> EXERCÍCIOS A REALIZAR
- A) Repete sem alterações o excerto sobre o concurso FAZ, começando em "POR GABRIELA COSTA" e terminando em "edição, em 2011.".
- B) Apresenta em lista numerada apenas as linhas da listagem, começando na linha que contém "box-body [164,232,177,249]" e terminando na linha que contém "series-point [368,126,374,132]", ambas incluídas. Omite as linhas em branco.

> EXCERTO
************
POR GABRIELA COSTA
“Hoje o nosso desafio é o da reinvenção de Portugal e da nossa diáspora. Nada é impossível para os portugueses” – Marcelo Rebelo de Sousa
Envolver as mulheres pescadoras na protecção das pradarias marinhas do Sado e da população residente de golfinhos, implantar nas cidades “árvores” movidas a energia solar onde se pode carregar o telemóvel e aceder à internet e promover o jazz nacional através de residências artísticas e de um festival itinerante fora de Portugal. São estas as três ideias criativas distinguidas na edição de 2016 do concurso FAZ – Ideias de Origem Portuguesa, iniciativa conjunta da Fundação Calouste Gulbenkian e da COTEC Portugal que convoca a diáspora portuguesa a dar respostas aos desafios sociais que o País enfrenta, e que o VER vem acompanhando desde a 1ª edição, em 2011.
************
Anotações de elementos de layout
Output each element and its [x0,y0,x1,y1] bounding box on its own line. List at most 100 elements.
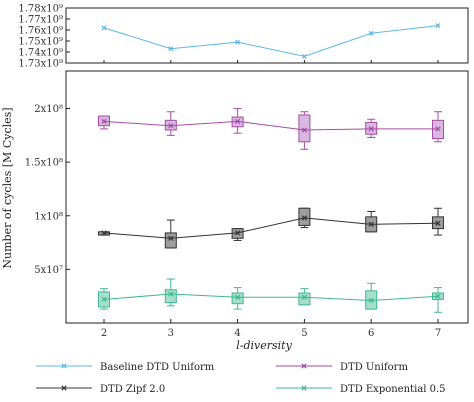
box-body [164,232,177,249]
marker-stroke [168,235,174,241]
x-axis-label: l-diversity [236,339,292,352]
series-point [301,215,308,221]
bottom-panel-series [98,108,444,313]
series-point [101,118,107,125]
box-plot [231,228,244,241]
marker-stroke [368,221,374,227]
marker-stroke [168,46,174,52]
marker-stroke [301,215,308,221]
marker-stroke [301,127,308,133]
box-body [231,292,244,305]
legend-entry: DTD Exponential 0.5 [276,384,446,395]
box-plot [164,111,177,136]
series-line [103,120,438,131]
top-y-tick-label: 1.75x10⁹ [18,37,63,48]
series-point [168,291,174,297]
marker-stroke [301,53,307,59]
series-point [168,235,174,241]
top-y-tick-label: 1.77x10⁹ [18,15,63,26]
bottom-y-tick-label: 1.5x10⁸ [25,158,63,169]
marker-stroke [101,230,107,236]
box-plot [164,219,177,249]
marker-stroke [368,30,374,36]
marker-stroke [234,118,241,125]
top-panel-series [101,23,441,59]
x-tick-label: 2 [101,328,107,339]
top-y-tick-label: 1.74x10⁹ [18,48,63,59]
baseline-series-point [368,30,374,36]
box-body [164,289,177,304]
series-point [101,230,107,236]
box-plot [231,287,244,310]
top-y-tick-label: 1.76x10⁹ [18,26,63,37]
marker-stroke [301,294,308,300]
box-plot [432,287,444,313]
series-dtd-exponential-0-5 [98,278,444,313]
x-tick-label: 3 [168,328,174,339]
marker-stroke [168,291,174,297]
bottom-panel-frame [65,70,469,324]
series-point [435,220,441,226]
box-body [298,114,311,143]
series-point [368,126,374,132]
series-point [101,296,107,303]
bottom-y-axis: 5x10⁷ 1x10⁸ 1.5x10⁸ 2x10⁸ [25,104,70,276]
bottom-y-tick-label: 1x10⁸ [34,211,63,222]
legend-entry: Baseline DTD Uniform [36,362,215,373]
marker-stroke [101,25,107,31]
bottom-y-tick-label: 5x10⁷ [34,265,63,276]
series-point [234,294,241,300]
baseline-series-line [103,25,439,57]
marker-stroke [168,123,174,129]
legend-entry: DTD Uniform [276,362,408,373]
marker-stroke [61,385,67,391]
series-point [234,118,241,125]
series-point [234,230,241,236]
marker-stroke [234,294,241,300]
box-plot [365,210,378,233]
x-tick-label: 5 [301,328,307,339]
bottom-y-tick-label: 2x10⁸ [34,104,63,115]
marker-stroke [301,385,307,391]
box-body [298,207,311,226]
top-y-axis: 1.73x10⁹1.74x10⁹1.75x10⁹1.76x10⁹1.77x10⁹… [18,4,70,70]
series-point [435,293,441,299]
series-point [368,297,374,304]
marker-stroke [435,23,441,29]
legend-swatch-marker [61,363,67,369]
marker-stroke [101,118,107,125]
series-point [368,221,374,227]
box-body [298,292,311,306]
box-plot [432,207,444,236]
box-plot [164,278,177,307]
legend-label: DTD Zipf 2.0 [100,384,165,395]
top-y-tick-label: 1.73x10⁹ [18,59,63,70]
x-tick-label: 7 [435,328,441,339]
x-tick-label: 4 [234,328,240,339]
legend-swatch-marker [301,363,307,369]
box-plot [365,282,378,310]
marker-stroke [435,220,441,226]
series-line [103,293,439,301]
series-point [435,126,441,132]
baseline-series-point [435,23,441,29]
box-plot [432,111,444,143]
marker-stroke [368,126,374,132]
legend-label: DTD Exponential 0.5 [340,384,446,395]
legend-label: DTD Uniform [340,362,408,373]
legend: Baseline DTD Uniform DTD Uniform DTD Zipf … [36,362,446,395]
x-tick-label: 6 [368,328,374,339]
baseline-series-point [301,53,307,59]
box-plot [98,115,110,130]
legend-entry: DTD Zipf 2.0 [36,384,165,395]
baseline-series-point [168,46,174,52]
series-point [168,123,174,129]
series-dtd-zipf-2-0 [98,207,444,249]
legend-label: Baseline DTD Uniform [100,362,215,373]
series-line [103,217,439,239]
legend-swatch-marker [61,385,67,391]
legend-swatch-marker [301,385,307,391]
marker-stroke [61,363,67,369]
baseline-series-point [101,25,107,31]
************
> RESULTADOS DOS EXERCÍCIOS
- A)
POR GABRIELA COSTA
“Hoje o nosso desafio é o da reinvenção de Portugal e da nossa diáspora. Nada é impossível para os portugueses” – Marcelo Rebelo de Sousa
Envolver as mulheres pescadoras na protecção das pradarias marinhas do Sado e da população residente de golfinhos, implantar nas cidades “árvores” movidas a energia solar onde se pode carregar o telemóvel e aceder à internet e promover o jazz nacional através de residências artísticas e de um festival itinerante fora de Portugal. São estas as três ideias criativas distinguidas na edição de 2016 do concurso FAZ – Ideias de Origem Portuguesa, iniciativa conjunta da Fundação Calouste Gulbenkian e da COTEC Portugal que convoca a diáspora portuguesa a dar respostas aos desafios sociais que o País enfrenta, e que o VER vem acompanhando desde a 1ª edição, em 2011.

- B)
1. box-body [164,232,177,249]
2. marker-stroke [168,235,174,241]
3. x-axis-label: l-diversity [236,339,292,352]
4. series-point [301,215,308,221]
5. bottom-panel-series [98,108,444,313]
6. series-point [101,118,107,125]
7. box-plot [231,228,244,241]
8. marker-stroke [368,221,374,227]
9. marker-stroke [168,46,174,52]
10. marker-stroke [301,215,308,221]
11. marker-stroke [301,127,308,133]
12. box-body [231,292,244,305]
13. legend-entry: DTD Exponential 0.5 [276,384,446,395]
14. box-plot [164,111,177,136]
15. series-line [103,120,438,131]
16. top-y-tick-label: 1.75x10⁹ [18,37,63,48]
17. series-point [168,291,174,297]
18. marker-stroke [301,53,307,59]
19. series-point [168,235,174,241]
20. top-y-tick-label: 1.77x10⁹ [18,15,63,26]
21. bottom-y-tick-label: 1.5x10⁸ [25,158,63,169]
22. marker-stroke [101,230,107,236]
23. box-plot [164,219,177,249]
24. marker-stroke [368,30,374,36]
25. marker-stroke [234,118,241,125]
26. top-panel-series [101,23,441,59]
27. x-tick-label: 2 [101,328,107,339]
28. top-y-tick-label: 1.74x10⁹ [18,48,63,59]
29. baseline-series-point [368,30,374,36]
30. box-body [164,289,177,304]
31. series-point [101,230,107,236]
32. box-plot [231,287,244,310]
33. top-y-tick-label: 1.76x10⁹ [18,26,63,37]
34. marker-stroke [301,294,308,300]
35. box-plot [432,287,444,313]
36. series-dtd-exponential-0-5 [98,278,444,313]
37. x-tick-label: 3 [168,328,174,339]
38. marker-stroke [168,291,174,297]
39. bottom-panel-frame [65,70,469,324]
40. series-point [435,220,441,226]
41. box-body [298,114,311,143]
42. series-point [368,126,374,132]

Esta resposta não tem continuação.